═══ Extrait ═══
POLITIQUE

LA SOCIÉTÉ CIVILE AU SERVICE DE L’IMPÉRIALISME FRANÇAIS

Ce texte est tiré d’un important ouvrage collectif contre le sommet de Montpellier dirigé par Koulsy Lamko, Amy Niang, Ndongo Samba Sylla et Lionel Zevounou. « De Brazzaville à Montpellier, regards critiques sur le néocolonialisme français » rassemble une vingtaine de contributions. Le projet a été initié par le Collectif pour le Renouveau africain (CORA). »

À quoi servent les sommets France-Afrique ? Cette question provocatrice avait été soulevée par Thomas Sankara lors du Sommet de Vittel en octobre 1983. Devant une presse française sur la défensive, le chef d’État et leader révolutionnaire burkinabè avouait ne pas avoir de réponse satisfaisante tant il était évident, selon lui, que ce type de rencontre n’était pas le cadre le plus approprié pour parler des problèmes africains. Malgré les critiques de Sankara, les chefs d’État francophones, rejoints progressivement par leurs homologues du reste du continent, continuent de sacrifier à ce rituel, rebaptisé sommet « Afrique-France », sans doute pour conjurer les représentations ordinairement peu flatteuses associées à la « Françafrique ».

La nouveauté du format du prochain sommet Afrique-France à Montpellier programmé le 8 octobre, tient dans l’absence des chefs d’État et dans l’introduction de la « société civile », et notamment de personnalités africaines de renom que le président français Emmanuel Macron a choisies comme ses interlocuteurs. L’érection de cette « société civile » de nature néo-impériale doit être interprétée comme une tentative désespérée de maintenir une ambition hégémonique de plus en plus contrariée.

Perte de contrôle et anxiété

L’idée que l’avenir de la France et son statut géopolitique sont inextricablement liés au maintien de relations particulières et asymétriques avec son ancien empire colonial africain a été et continue d’être la toile de fond de la politique hexagonale vis-à-vis de l’Afrique postcoloniale. Pourtant, malgré l’importance stratégique du continent, la France n’a jamais eu une politique étrangère africaine digne de ce nom en Afrique francophone. Car elle n’en a jamais eu besoin : elle a su y maintenir une forme de contrôle néocoloniale.
═══ Données disponibles ═══
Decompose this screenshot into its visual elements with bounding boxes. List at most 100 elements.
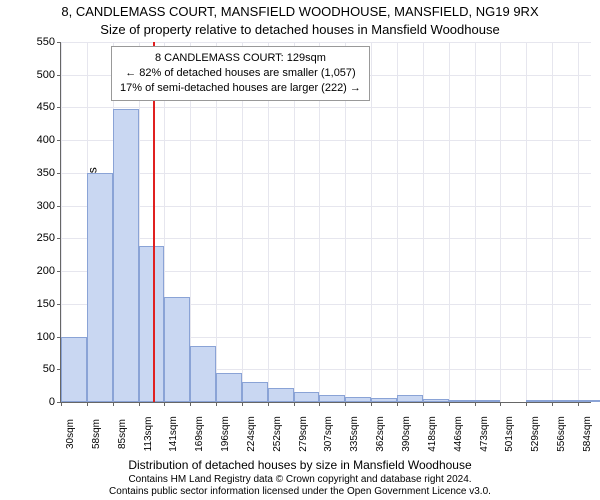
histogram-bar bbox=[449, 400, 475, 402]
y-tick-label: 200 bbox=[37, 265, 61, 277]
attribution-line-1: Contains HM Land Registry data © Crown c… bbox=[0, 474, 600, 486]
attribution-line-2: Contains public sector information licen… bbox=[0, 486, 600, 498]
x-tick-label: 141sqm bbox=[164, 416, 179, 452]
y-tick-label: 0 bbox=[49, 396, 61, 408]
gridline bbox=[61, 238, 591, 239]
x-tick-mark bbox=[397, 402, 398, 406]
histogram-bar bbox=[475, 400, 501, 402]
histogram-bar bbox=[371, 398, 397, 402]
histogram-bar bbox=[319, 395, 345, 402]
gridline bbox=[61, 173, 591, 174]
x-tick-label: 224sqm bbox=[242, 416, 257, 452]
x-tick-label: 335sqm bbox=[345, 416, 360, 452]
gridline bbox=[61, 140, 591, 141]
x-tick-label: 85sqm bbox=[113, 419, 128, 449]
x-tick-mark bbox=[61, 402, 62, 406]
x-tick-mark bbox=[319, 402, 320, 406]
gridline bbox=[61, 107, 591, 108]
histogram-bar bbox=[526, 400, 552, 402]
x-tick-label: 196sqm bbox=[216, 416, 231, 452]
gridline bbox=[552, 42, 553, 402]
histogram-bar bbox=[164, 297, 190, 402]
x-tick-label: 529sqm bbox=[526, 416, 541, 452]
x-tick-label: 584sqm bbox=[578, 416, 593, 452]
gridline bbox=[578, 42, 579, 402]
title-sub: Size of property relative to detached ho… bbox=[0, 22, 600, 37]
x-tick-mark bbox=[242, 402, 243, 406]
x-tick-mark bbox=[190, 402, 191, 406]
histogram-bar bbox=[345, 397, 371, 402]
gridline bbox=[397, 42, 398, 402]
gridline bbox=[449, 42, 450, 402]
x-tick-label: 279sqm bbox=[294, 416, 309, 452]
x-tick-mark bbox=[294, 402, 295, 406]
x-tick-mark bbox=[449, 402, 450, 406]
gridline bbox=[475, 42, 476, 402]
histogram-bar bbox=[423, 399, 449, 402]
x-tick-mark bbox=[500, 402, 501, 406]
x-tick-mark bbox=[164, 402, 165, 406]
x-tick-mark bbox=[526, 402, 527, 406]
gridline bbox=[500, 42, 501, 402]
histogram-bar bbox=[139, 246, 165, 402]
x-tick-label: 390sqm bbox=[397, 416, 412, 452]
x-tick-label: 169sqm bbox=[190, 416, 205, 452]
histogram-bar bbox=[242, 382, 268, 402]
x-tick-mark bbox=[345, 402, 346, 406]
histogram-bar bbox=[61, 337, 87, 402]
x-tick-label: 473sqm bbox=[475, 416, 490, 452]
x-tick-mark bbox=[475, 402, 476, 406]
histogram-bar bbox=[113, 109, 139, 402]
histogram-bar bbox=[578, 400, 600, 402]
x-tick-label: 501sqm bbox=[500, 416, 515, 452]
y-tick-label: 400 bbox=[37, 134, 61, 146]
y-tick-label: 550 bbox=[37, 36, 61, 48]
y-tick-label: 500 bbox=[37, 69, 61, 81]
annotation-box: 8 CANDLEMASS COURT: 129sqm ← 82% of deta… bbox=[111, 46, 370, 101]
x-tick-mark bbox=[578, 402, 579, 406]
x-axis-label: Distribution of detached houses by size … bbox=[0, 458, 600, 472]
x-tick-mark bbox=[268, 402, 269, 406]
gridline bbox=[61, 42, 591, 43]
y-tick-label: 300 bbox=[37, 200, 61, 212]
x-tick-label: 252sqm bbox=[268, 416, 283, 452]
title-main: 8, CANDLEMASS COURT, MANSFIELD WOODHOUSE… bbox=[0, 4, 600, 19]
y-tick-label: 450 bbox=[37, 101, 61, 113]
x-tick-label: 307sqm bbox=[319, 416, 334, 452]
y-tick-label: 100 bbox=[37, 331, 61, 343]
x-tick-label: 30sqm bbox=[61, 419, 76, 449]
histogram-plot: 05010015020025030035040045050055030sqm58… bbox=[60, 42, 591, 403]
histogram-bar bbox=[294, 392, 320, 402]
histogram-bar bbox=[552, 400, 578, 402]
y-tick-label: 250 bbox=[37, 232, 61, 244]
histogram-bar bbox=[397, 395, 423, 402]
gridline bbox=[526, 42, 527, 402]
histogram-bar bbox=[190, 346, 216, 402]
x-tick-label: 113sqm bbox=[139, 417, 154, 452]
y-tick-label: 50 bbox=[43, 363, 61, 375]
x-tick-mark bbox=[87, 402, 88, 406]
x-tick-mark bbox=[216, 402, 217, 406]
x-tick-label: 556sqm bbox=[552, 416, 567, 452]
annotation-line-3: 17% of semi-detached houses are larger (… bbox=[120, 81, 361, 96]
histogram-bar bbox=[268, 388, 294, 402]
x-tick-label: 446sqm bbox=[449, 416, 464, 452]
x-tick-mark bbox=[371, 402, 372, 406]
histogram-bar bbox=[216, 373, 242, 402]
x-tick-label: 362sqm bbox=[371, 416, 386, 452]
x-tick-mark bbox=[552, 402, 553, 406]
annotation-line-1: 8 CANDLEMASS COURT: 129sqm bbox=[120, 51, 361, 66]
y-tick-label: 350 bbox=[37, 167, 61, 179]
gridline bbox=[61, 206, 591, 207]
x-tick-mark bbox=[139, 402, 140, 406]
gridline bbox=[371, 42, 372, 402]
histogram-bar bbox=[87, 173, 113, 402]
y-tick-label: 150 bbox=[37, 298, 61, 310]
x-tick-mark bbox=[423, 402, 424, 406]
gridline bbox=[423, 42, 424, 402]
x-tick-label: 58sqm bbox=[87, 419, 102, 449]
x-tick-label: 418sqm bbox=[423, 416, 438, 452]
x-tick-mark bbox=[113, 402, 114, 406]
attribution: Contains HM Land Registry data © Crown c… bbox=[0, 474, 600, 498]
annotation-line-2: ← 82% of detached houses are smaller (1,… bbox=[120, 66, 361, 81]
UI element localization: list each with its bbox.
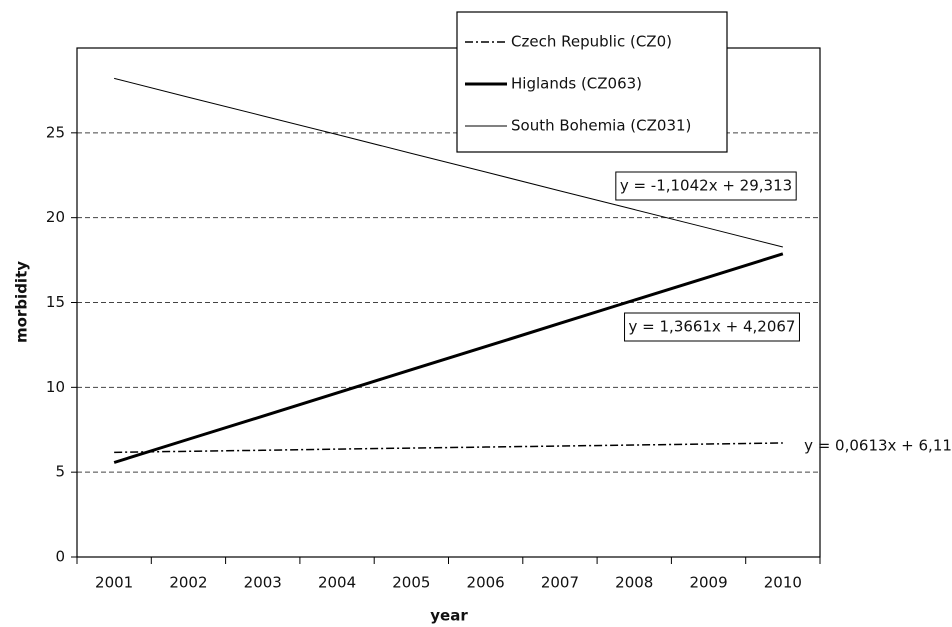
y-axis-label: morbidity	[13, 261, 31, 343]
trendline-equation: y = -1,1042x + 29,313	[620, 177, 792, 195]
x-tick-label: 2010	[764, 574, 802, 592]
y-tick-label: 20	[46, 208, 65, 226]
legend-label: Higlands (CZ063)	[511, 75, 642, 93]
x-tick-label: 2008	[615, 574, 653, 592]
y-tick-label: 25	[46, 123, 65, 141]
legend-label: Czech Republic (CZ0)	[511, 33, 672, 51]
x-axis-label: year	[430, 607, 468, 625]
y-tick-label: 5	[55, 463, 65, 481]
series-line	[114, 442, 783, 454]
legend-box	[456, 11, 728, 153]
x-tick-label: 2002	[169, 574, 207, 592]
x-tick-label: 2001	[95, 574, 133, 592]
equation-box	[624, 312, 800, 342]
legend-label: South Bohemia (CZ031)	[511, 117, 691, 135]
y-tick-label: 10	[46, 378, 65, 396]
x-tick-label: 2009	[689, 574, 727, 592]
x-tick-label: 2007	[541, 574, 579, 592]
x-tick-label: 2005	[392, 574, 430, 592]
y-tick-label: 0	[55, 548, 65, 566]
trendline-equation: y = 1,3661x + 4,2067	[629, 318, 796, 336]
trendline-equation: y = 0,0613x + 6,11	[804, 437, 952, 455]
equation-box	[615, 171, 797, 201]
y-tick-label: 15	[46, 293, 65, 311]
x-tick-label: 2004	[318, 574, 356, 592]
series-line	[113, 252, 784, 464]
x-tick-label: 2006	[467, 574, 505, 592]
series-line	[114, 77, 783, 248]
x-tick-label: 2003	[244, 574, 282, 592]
═══
Exercices:
(a) Réécrivez la partie du listing qui commence à la ligne contenant « 261, 31, 343] » et se termine à la fin du listing. Remplacez « equation-box » par « formula-box » sans rien modifier d'autre.
(b) Poursuivez le texte sur la société civile au service de l'impérialisme français à partir de l'endroit où il s'arrête.

Corrigé:
(a)
y-axis-label: morbidity	[13, 261, 31, 343]
trendline-equation: y = -1,1042x + 29,313	[620, 177, 792, 195]
x-tick-label: 2010	[764, 574, 802, 592]
y-tick-label: 20	[46, 208, 65, 226]
legend-label: Higlands (CZ063)	[511, 75, 642, 93]
x-tick-label: 2008	[615, 574, 653, 592]
y-tick-label: 25	[46, 123, 65, 141]
legend-label: Czech Republic (CZ0)	[511, 33, 672, 51]
x-axis-label: year	[430, 607, 468, 625]
y-tick-label: 5	[55, 463, 65, 481]
series-line	[114, 442, 783, 454]
legend-box	[456, 11, 728, 153]
x-tick-label: 2002	[169, 574, 207, 592]
x-tick-label: 2001	[95, 574, 133, 592]
formula-box	[624, 312, 800, 342]
legend-label: South Bohemia (CZ031)	[511, 117, 691, 135]
y-tick-label: 10	[46, 378, 65, 396]
x-tick-label: 2009	[689, 574, 727, 592]
x-tick-label: 2007	[541, 574, 579, 592]
x-tick-label: 2005	[392, 574, 430, 592]
y-tick-label: 0	[55, 548, 65, 566]
trendline-equation: y = 1,3661x + 4,2067	[629, 318, 796, 336]
trendline-equation: y = 0,0613x + 6,11	[804, 437, 952, 455]
formula-box	[615, 171, 797, 201]
y-tick-label: 15	[46, 293, 65, 311]
x-tick-label: 2004	[318, 574, 356, 592]
series-line	[113, 252, 784, 464]
x-tick-label: 2006	[467, 574, 505, 592]
series-line	[114, 77, 783, 248]
x-tick-label: 2003	[244, 574, 282, 592]

(b)
En lieu et place d’une politique étrangère classique, la France a longtemps mobilisé le registre des injonctions dans son ancien empire. À commencer par la Conférence de Brazzaville (1944) qui avait été tenue sans la présence d’Africains alors qu’elle était censée discuter de l’avenir de l’Afrique dite française. Depuis, pour l’Afrique francophone, la France demeure le pays privilégié où se discutent la démocratie (La Baule 1990), les questions sur la sécurité (Sommet de Pau du 13 janvier 2020), le financement du développement (Sommet de Paris sur le financement des économies africaines de mai 2021), etc. D’ailleurs, presque toutes les résolutions de l’Organisation des Nations unies (ONU) sur l’Afrique francophone sont ou influencées ou parrainées par la France.

Ces relations asymétriques sont de moins en moins tolérées par les populations africaines comme l’ont démontré les attaques contre les intérêts économiques français lors du soulèvement populaire de mars 2021 au Sénégal, et la contestation populaire de la présence militaire française au Mali. En marge de ce que les officiels français et médias mainstream qualifient tendancieusement de « sentiment antifrançais », Paris subit, dans son « pré carré » africain, la concurrence économique de la Chine, mais également la rivalité militaro-diplomatique d’autres puissances comme la Russie, notamment en République centrafricaine, ou la Turquie. Ce contexte suscite, côté français, un sentiment de perte de contrôle ainsi qu’une certaine anxiété au sujet de l’avenir du continent.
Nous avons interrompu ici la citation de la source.